===== Information shown =====
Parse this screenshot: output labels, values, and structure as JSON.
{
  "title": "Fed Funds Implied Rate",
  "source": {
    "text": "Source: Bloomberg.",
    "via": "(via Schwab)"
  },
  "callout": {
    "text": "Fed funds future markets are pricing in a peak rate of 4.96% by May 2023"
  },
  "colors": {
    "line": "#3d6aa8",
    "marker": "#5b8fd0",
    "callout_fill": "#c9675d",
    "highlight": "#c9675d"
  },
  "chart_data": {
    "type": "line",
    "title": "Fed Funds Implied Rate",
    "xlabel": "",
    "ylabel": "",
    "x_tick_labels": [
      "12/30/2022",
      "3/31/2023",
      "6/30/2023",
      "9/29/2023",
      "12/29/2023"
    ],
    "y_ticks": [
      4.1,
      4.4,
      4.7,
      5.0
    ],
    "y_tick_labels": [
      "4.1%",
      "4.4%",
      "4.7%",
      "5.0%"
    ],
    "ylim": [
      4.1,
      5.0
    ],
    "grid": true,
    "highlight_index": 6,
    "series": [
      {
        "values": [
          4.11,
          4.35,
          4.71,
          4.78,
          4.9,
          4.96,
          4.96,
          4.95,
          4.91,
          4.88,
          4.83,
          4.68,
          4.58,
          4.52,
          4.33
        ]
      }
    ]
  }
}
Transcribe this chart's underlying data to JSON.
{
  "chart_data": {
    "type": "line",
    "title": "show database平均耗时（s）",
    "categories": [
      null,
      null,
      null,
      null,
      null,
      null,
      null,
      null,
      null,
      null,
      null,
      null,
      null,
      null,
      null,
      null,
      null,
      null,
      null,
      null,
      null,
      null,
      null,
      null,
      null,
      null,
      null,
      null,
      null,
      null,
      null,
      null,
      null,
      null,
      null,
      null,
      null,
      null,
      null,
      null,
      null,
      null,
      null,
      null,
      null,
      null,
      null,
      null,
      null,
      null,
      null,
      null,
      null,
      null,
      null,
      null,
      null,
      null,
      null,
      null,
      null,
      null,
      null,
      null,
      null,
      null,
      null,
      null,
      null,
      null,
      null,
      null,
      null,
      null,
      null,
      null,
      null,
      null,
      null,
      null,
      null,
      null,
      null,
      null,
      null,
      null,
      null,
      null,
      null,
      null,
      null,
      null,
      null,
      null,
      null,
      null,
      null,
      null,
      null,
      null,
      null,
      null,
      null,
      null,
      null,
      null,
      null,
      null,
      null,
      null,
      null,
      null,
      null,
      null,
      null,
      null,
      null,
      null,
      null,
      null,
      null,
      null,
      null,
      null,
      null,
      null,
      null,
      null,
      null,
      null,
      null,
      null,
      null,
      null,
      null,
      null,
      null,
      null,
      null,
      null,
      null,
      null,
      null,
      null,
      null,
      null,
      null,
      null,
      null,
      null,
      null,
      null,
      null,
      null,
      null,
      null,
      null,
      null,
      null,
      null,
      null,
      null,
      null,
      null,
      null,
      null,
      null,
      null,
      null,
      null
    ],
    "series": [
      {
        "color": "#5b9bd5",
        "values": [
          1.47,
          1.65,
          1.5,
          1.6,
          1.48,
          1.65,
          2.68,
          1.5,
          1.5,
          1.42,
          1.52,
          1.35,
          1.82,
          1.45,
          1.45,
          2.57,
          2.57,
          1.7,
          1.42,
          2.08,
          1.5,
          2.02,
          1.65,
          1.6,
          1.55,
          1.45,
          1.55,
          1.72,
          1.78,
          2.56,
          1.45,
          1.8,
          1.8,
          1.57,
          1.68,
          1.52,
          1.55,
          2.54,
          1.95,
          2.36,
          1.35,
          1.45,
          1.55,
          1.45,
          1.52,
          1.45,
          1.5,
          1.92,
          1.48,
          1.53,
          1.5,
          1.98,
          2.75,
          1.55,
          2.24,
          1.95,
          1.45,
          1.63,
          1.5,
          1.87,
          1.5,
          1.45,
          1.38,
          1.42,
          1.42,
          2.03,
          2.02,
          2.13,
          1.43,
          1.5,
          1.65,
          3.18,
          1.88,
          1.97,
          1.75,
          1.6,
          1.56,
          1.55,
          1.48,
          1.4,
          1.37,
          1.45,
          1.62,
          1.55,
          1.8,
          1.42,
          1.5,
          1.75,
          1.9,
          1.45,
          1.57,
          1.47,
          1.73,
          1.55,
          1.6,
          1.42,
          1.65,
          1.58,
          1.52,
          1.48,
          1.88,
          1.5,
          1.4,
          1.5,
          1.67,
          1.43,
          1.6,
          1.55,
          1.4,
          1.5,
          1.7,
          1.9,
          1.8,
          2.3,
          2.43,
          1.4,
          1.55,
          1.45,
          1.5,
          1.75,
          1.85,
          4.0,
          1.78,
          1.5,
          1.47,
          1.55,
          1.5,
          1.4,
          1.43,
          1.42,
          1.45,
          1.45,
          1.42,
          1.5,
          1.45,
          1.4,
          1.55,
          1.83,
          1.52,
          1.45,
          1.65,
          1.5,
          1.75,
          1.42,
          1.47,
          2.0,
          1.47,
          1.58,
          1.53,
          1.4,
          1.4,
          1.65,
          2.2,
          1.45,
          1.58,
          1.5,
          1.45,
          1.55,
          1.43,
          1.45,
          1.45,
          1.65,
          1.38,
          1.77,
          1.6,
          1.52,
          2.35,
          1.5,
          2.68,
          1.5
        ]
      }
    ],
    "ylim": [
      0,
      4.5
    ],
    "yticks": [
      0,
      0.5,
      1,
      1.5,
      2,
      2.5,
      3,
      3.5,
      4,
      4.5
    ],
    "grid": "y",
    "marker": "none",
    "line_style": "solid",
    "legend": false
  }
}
=====
Write out every line from the records above, word for word.

Written response
Parse this screenshot: output labels, values, and structure as JSON.
{
  "title": "Fed Funds Implied Rate",
  "source": {
    "text": "Source: Bloomberg.",
    "via": "(via Schwab)"
  },
  "callout": {
    "text": "Fed funds future markets are pricing in a peak rate of 4.96% by May 2023"
  },
  "colors": {
    "line": "#3d6aa8",
    "marker": "#5b8fd0",
    "callout_fill": "#c9675d",
    "highlight": "#c9675d"
  },
  "chart_data": {
    "type": "line",
    "title": "Fed Funds Implied Rate",
    "xlabel": "",
    "ylabel": "",
    "x_tick_labels": [
      "12/30/2022",
      "3/31/2023",
      "6/30/2023",
      "9/29/2023",
      "12/29/2023"
    ],
    "y_ticks": [
      4.1,
      4.4,
      4.7,
      5.0
    ],
    "y_tick_labels": [
      "4.1%",
      "4.4%",
      "4.7%",
      "5.0%"
    ],
    "ylim": [
      4.1,
      5.0
    ],
    "grid": true,
    "highlight_index": 6,
    "series": [
      {
        "values": [
          4.11,
          4.35,
          4.71,
          4.78,
          4.9,
          4.96,
          4.96,
          4.95,
          4.91,
          4.88,
          4.83,
          4.68,
          4.58,
          4.52,
          4.33
        ]
      }
    ]
  }
}
Transcribe this chart's underlying data to JSON.
{
  "chart_data": {
    "type": "line",
    "title": "show database平均耗时（s）",
    "categories": [
      null,
      null,
      null,
      null,
      null,
      null,
      null,
      null,
      null,
      null,
      null,
      null,
      null,
      null,
      null,
      null,
      null,
      null,
      null,
      null,
      null,
      null,
      null,
      null,
      null,
      null,
      null,
      null,
      null,
      null,
      null,
      null,
      null,
      null,
      null,
      null,
      null,
      null,
      null,
      null,
      null,
      null,
      null,
      null,
      null,
      null,
      null,
      null,
      null,
      null,
      null,
      null,
      null,
      null,
      null,
      null,
      null,
      null,
      null,
      null,
      null,
      null,
      null,
      null,
      null,
      null,
      null,
      null,
      null,
      null,
      null,
      null,
      null,
      null,
      null,
      null,
      null,
      null,
      null,
      null,
      null,
      null,
      null,
      null,
      null,
      null,
      null,
      null,
      null,
      null,
      null,
      null,
      null,
      null,
      null,
      null,
      null,
      null,
      null,
      null,
      null,
      null,
      null,
      null,
      null,
      null,
      null,
      null,
      null,
      null,
      null,
      null,
      null,
      null,
      null,
      null,
      null,
      null,
      null,
      null,
      null,
      null,
      null,
      null,
      null,
      null,
      null,
      null,
      null,
      null,
      null,
      null,
      null,
      null,
      null,
      null,
      null,
      null,
      null,
      null,
      null,
      null,
      null,
      null,
      null,
      null,
      null,
      null,
      null,
      null,
      null,
      null,
      null,
      null,
      null,
      null,
      null,
      null,
      null,
      null,
      null,
      null,
      null,
      null,
      null,
      null,
      null,
      null,
      null,
      null
    ],
    "series": [
      {
        "color": "#5b9bd5",
        "values": [
          1.47,
          1.65,
          1.5,
          1.6,
          1.48,
          1.65,
          2.68,
          1.5,
          1.5,
          1.42,
          1.52,
          1.35,
          1.82,
          1.45,
          1.45,
          2.57,
          2.57,
          1.7,
          1.42,
          2.08,
          1.5,
          2.02,
          1.65,
          1.6,
          1.55,
          1.45,
          1.55,
          1.72,
          1.78,
          2.56,
          1.45,
          1.8,
          1.8,
          1.57,
          1.68,
          1.52,
          1.55,
          2.54,
          1.95,
          2.36,
          1.35,
          1.45,
          1.55,
          1.45,
          1.52,
          1.45,
          1.5,
          1.92,
          1.48,
          1.53,
          1.5,
          1.98,
          2.75,
          1.55,
          2.24,
          1.95,
          1.45,
          1.63,
          1.5,
          1.87,
          1.5,
          1.45,
          1.38,
          1.42,
          1.42,
          2.03,
          2.02,
          2.13,
          1.43,
          1.5,
          1.65,
          3.18,
          1.88,
          1.97,
          1.75,
          1.6,
          1.56,
          1.55,
          1.48,
          1.4,
          1.37,
          1.45,
          1.62,
          1.55,
          1.8,
          1.42,
          1.5,
          1.75,
          1.9,
          1.45,
          1.57,
          1.47,
          1.73,
          1.55,
          1.6,
          1.42,
          1.65,
          1.58,
          1.52,
          1.48,
          1.88,
          1.5,
          1.4,
          1.5,
          1.67,
          1.43,
          1.6,
          1.55,
          1.4,
          1.5,
          1.7,
          1.9,
          1.8,
          2.3,
          2.43,
          1.4,
          1.55,
          1.45,
          1.5,
          1.75,
          1.85,
          4.0,
          1.78,
          1.5,
          1.47,
          1.55,
          1.5,
          1.4,
          1.43,
          1.42,
          1.45,
          1.45,
          1.42,
          1.5,
          1.45,
          1.4,
          1.55,
          1.83,
          1.52,
          1.45,
          1.65,
          1.5,
          1.75,
          1.42,
          1.47,
          2.0,
          1.47,
          1.58,
          1.53,
          1.4,
          1.4,
          1.65,
          2.2,
          1.45,
          1.58,
          1.5,
          1.45,
          1.55,
          1.43,
          1.45,
          1.45,
          1.65,
          1.38,
          1.77,
          1.6,
          1.52,
          2.35,
          1.5,
          2.68,
          1.5
        ]
      }
    ],
    "ylim": [
      0,
      4.5
    ],
    "yticks": [
      0,
      0.5,
      1,
      1.5,
      2,
      2.5,
      3,
      3.5,
      4,
      4.5
    ],
    "grid": "y",
    "marker": "none",
    "line_style": "solid",
    "legend": false
  }
}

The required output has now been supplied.